Stored items:
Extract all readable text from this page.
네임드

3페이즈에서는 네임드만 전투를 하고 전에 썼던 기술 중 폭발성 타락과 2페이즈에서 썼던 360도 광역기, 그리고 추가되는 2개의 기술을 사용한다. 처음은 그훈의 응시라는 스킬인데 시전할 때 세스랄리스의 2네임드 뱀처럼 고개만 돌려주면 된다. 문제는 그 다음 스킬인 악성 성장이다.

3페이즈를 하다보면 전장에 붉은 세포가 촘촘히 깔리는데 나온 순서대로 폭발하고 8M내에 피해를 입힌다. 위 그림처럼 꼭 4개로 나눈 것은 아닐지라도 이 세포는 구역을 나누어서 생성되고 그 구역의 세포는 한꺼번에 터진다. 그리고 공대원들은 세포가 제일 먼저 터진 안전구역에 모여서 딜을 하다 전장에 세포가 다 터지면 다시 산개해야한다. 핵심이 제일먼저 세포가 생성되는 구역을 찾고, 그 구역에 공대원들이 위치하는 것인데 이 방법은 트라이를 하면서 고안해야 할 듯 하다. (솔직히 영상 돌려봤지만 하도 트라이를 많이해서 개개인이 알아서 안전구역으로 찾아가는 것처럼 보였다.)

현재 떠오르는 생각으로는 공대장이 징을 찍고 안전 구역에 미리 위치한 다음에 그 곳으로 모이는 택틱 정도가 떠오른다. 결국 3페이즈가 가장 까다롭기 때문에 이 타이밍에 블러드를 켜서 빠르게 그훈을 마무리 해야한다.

> _WHAT TO DO_
Reproduce the records in full, exactly as written.

> _COMPLETE OUTPUT_
Extract all readable text from this page.
네임드

3페이즈에서는 네임드만 전투를 하고 전에 썼던 기술 중 폭발성 타락과 2페이즈에서 썼던 360도 광역기, 그리고 추가되는 2개의 기술을 사용한다. 처음은 그훈의 응시라는 스킬인데 시전할 때 세스랄리스의 2네임드 뱀처럼 고개만 돌려주면 된다. 문제는 그 다음 스킬인 악성 성장이다.

3페이즈를 하다보면 전장에 붉은 세포가 촘촘히 깔리는데 나온 순서대로 폭발하고 8M내에 피해를 입힌다. 위 그림처럼 꼭 4개로 나눈 것은 아닐지라도 이 세포는 구역을 나누어서 생성되고 그 구역의 세포는 한꺼번에 터진다. 그리고 공대원들은 세포가 제일 먼저 터진 안전구역에 모여서 딜을 하다 전장에 세포가 다 터지면 다시 산개해야한다. 핵심이 제일먼저 세포가 생성되는 구역을 찾고, 그 구역에 공대원들이 위치하는 것인데 이 방법은 트라이를 하면서 고안해야 할 듯 하다. (솔직히 영상 돌려봤지만 하도 트라이를 많이해서 개개인이 알아서 안전구역으로 찾아가는 것처럼 보였다.)

현재 떠오르는 생각으로는 공대장이 징을 찍고 안전 구역에 미리 위치한 다음에 그 곳으로 모이는 택틱 정도가 떠오른다. 결국 3페이즈가 가장 까다롭기 때문에 이 타이밍에 블러드를 켜서 빠르게 그훈을 마무리 해야한다.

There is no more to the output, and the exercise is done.